§ **YOUR INSTRUCTIONS**
Look through the material below. Copy every line with the string "name" in it.
■ ■ ■ ■ ■
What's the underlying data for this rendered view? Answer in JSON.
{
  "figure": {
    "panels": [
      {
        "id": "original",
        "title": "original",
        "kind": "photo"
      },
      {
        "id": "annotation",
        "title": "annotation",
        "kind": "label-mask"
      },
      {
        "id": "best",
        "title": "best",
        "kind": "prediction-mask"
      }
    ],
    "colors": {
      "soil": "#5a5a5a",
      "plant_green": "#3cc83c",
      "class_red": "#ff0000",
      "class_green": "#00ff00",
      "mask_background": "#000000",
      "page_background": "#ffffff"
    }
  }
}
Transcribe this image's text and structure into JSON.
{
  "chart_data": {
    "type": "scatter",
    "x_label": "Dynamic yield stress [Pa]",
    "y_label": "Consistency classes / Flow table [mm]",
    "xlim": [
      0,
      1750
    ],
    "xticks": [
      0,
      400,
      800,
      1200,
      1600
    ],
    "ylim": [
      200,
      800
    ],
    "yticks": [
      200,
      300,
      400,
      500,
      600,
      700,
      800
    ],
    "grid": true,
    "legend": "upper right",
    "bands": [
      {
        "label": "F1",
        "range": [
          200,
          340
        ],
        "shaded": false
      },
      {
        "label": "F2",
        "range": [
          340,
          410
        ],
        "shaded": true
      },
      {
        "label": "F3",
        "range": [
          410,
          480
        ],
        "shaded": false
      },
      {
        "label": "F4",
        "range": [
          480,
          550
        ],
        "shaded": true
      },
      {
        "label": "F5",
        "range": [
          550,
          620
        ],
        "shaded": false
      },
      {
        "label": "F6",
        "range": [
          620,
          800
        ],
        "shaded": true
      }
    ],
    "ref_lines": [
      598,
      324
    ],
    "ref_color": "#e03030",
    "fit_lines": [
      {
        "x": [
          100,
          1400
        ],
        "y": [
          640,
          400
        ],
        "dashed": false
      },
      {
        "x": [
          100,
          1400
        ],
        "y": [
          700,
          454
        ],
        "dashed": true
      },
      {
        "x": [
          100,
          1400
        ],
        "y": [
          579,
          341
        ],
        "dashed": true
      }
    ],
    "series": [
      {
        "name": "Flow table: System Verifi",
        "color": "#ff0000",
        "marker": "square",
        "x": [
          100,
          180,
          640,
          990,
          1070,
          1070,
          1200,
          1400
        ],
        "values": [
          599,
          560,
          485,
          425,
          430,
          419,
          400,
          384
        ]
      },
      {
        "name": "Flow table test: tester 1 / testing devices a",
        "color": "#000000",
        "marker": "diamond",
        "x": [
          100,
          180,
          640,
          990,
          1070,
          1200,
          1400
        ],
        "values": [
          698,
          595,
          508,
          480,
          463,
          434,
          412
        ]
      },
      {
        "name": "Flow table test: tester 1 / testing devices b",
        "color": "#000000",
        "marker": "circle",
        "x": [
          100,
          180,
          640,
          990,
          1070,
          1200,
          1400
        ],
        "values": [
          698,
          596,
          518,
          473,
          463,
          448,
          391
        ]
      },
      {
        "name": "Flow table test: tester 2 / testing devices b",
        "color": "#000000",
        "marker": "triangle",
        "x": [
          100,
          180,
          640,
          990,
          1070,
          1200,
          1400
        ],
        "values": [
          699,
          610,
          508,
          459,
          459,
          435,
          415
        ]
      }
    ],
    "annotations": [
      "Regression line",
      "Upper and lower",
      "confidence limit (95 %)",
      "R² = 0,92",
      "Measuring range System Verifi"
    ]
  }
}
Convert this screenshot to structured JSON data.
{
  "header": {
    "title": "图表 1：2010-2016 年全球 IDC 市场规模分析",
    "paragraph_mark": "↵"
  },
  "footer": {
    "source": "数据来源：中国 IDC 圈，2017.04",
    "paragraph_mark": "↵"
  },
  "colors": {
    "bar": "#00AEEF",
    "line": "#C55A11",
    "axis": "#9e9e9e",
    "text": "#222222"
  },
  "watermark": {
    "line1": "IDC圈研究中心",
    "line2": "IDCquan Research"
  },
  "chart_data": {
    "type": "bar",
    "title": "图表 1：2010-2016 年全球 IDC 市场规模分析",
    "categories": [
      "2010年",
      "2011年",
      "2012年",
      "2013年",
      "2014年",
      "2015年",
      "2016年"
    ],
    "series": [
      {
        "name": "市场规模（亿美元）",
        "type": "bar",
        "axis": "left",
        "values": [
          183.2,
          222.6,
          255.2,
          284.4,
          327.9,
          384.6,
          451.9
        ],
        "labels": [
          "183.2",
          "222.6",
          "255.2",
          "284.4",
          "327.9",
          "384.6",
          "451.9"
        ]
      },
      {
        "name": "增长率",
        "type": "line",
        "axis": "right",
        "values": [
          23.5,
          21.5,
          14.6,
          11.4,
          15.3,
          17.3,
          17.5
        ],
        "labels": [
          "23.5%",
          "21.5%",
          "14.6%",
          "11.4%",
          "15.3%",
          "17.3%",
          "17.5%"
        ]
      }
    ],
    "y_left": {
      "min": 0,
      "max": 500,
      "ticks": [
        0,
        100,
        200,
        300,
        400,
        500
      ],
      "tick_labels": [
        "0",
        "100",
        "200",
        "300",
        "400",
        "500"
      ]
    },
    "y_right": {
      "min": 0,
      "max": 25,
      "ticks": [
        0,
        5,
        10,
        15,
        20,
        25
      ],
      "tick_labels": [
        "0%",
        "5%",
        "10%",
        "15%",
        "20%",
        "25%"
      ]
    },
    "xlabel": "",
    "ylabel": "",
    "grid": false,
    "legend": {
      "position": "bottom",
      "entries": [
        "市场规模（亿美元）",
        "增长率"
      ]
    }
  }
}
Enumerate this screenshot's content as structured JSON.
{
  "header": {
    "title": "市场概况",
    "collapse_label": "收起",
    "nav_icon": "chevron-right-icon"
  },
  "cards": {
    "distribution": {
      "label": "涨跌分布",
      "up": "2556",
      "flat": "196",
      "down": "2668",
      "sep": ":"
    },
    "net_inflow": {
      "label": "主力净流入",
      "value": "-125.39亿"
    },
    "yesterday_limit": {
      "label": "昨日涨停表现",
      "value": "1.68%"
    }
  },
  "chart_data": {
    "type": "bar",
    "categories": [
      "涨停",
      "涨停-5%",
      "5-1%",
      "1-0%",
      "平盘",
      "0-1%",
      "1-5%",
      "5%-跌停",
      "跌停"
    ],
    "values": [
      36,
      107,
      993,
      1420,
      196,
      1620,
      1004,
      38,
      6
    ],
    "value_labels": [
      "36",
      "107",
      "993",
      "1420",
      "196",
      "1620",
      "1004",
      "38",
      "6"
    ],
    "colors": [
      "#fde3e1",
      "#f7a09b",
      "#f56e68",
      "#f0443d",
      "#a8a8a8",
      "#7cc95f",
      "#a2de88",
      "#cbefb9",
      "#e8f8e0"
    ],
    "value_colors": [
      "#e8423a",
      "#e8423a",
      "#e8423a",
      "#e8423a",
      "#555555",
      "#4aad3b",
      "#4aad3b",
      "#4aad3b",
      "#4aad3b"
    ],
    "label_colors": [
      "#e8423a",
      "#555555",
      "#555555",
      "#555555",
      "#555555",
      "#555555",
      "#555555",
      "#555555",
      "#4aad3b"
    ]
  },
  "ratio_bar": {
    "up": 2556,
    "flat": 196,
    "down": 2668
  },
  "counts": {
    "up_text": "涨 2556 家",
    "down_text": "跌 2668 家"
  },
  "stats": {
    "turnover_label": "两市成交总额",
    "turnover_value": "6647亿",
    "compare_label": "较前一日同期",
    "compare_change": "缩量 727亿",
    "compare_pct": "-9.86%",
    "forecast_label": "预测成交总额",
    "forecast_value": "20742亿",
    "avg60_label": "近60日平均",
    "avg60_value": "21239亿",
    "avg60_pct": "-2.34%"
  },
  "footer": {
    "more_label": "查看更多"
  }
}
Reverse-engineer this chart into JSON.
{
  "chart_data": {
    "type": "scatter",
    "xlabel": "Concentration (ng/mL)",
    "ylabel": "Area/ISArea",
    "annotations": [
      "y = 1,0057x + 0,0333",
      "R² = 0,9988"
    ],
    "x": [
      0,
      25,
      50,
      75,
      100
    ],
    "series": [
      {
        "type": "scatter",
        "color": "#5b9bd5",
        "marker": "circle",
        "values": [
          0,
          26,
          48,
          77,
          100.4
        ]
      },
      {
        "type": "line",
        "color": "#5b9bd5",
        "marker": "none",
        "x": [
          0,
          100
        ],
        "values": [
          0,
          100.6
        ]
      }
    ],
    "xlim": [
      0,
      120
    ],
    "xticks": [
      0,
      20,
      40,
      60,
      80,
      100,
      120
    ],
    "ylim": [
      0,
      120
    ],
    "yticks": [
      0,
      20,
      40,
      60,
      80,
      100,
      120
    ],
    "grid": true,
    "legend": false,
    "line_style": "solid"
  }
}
■ ■ ■ ■ ■
§ **ANSWER**
        "name": "Flow table: System Verifi",
        "name": "Flow table test: tester 1 / testing devices a",
        "name": "Flow table test: tester 1 / testing devices b",
        "name": "Flow table test: tester 2 / testing devices b",
        "name": "市场规模（亿美元）",
        "name": "增长率",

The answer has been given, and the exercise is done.